Given request: Return all lines from the listing below in which the string "Arnhem" occurs.

Dataset records:
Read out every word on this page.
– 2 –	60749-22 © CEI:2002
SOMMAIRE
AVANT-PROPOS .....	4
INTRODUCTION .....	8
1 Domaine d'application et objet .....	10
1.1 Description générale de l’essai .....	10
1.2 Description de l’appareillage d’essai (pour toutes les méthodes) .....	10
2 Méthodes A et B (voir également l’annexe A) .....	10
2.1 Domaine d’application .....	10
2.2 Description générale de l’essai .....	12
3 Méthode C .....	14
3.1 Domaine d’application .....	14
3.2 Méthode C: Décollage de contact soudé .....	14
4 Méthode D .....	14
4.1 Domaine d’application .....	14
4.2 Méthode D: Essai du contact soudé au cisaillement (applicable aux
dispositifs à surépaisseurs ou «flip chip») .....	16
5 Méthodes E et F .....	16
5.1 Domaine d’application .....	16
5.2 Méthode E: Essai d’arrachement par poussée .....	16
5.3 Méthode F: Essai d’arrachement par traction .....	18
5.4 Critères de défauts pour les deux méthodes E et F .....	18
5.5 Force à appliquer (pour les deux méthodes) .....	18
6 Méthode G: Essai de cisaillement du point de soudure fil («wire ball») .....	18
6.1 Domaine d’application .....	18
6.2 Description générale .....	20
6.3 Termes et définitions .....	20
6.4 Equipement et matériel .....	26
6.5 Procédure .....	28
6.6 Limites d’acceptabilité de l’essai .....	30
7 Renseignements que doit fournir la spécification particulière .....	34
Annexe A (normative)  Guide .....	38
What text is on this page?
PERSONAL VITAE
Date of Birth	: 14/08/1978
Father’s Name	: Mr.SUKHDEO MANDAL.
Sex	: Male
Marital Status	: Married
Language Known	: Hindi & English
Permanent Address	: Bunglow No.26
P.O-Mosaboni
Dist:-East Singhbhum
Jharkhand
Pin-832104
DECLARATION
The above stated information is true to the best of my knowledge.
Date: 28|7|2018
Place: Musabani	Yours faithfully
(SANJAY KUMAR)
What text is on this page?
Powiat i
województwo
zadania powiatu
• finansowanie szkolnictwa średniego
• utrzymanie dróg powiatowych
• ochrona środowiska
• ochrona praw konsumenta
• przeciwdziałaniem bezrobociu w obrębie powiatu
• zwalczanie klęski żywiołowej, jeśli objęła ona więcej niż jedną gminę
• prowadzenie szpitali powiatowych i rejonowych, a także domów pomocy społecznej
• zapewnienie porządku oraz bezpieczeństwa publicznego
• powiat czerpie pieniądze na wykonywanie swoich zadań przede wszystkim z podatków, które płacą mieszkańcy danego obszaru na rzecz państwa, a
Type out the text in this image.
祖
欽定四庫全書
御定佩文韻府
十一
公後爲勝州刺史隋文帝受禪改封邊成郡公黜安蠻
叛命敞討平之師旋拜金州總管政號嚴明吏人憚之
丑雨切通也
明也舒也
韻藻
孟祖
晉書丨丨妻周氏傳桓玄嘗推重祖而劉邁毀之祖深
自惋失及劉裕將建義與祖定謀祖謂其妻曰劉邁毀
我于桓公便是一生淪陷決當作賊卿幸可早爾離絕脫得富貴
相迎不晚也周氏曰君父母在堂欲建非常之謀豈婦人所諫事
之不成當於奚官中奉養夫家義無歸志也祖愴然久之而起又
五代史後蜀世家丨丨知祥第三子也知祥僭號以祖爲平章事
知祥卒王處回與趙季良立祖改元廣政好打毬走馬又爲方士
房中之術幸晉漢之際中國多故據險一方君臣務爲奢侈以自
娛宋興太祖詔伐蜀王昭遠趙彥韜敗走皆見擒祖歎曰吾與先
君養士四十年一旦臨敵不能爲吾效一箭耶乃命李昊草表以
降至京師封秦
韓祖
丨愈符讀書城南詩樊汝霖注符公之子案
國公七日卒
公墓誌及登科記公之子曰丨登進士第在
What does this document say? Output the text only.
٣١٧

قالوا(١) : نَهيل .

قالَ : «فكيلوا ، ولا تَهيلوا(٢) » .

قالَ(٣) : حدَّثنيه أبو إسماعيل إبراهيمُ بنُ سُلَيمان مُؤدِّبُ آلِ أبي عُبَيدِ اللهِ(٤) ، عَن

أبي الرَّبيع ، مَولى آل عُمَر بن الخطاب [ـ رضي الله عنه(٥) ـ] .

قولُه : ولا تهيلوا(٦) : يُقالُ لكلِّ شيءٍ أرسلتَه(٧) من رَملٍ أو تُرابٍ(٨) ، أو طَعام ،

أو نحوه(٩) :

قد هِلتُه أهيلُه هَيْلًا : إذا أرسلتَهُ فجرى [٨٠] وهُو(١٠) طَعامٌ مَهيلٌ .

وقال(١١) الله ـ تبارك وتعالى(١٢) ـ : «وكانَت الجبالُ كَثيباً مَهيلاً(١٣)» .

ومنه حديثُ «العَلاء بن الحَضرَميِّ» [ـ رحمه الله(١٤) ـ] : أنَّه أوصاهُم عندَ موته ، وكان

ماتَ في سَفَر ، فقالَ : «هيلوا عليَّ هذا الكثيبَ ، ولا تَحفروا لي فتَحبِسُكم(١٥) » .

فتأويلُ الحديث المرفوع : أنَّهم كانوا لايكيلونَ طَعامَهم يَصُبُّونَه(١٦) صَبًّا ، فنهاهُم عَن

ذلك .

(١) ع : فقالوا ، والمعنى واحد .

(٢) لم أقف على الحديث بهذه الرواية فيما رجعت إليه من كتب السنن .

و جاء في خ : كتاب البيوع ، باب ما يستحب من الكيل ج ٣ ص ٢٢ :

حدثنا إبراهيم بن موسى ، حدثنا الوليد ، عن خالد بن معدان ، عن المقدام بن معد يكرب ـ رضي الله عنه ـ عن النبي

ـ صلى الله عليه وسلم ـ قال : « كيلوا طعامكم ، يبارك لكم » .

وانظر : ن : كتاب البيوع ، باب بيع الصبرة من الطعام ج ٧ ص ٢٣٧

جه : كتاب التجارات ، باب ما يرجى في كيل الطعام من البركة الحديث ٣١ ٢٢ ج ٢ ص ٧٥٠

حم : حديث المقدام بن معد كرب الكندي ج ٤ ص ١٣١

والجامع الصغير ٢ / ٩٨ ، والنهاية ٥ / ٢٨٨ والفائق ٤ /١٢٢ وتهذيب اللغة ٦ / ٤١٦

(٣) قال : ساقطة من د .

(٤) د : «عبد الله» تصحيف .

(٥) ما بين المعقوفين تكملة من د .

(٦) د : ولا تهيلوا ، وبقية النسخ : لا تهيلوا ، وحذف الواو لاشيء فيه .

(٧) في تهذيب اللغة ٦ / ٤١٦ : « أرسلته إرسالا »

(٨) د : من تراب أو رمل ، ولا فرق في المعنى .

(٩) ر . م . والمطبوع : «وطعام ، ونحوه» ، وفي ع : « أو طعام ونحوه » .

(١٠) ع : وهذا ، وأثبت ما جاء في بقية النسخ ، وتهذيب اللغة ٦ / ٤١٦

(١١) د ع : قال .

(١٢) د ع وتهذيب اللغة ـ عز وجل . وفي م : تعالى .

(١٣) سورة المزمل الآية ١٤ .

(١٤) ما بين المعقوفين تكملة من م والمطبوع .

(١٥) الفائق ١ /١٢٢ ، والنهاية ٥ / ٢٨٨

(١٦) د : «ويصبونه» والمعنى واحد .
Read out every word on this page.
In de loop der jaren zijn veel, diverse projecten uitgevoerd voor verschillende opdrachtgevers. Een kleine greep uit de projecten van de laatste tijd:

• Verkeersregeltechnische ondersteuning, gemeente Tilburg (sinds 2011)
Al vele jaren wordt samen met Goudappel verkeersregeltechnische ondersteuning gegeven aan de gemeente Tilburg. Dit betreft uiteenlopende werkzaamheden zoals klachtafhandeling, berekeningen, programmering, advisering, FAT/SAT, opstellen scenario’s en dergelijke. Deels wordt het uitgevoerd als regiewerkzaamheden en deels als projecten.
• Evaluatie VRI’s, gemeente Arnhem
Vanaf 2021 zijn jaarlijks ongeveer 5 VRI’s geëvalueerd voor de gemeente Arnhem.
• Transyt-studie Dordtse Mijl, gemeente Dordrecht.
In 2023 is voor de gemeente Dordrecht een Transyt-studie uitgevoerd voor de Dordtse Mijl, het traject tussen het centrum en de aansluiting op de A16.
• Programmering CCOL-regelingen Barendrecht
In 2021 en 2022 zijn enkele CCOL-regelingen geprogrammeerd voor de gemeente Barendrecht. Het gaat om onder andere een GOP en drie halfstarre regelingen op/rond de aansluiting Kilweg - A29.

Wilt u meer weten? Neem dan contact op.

Task result:
• Evaluatie VRI’s, gemeente Arnhem
Vanaf 2021 zijn jaarlijks ongeveer 5 VRI’s geëvalueerd voor de gemeente Arnhem.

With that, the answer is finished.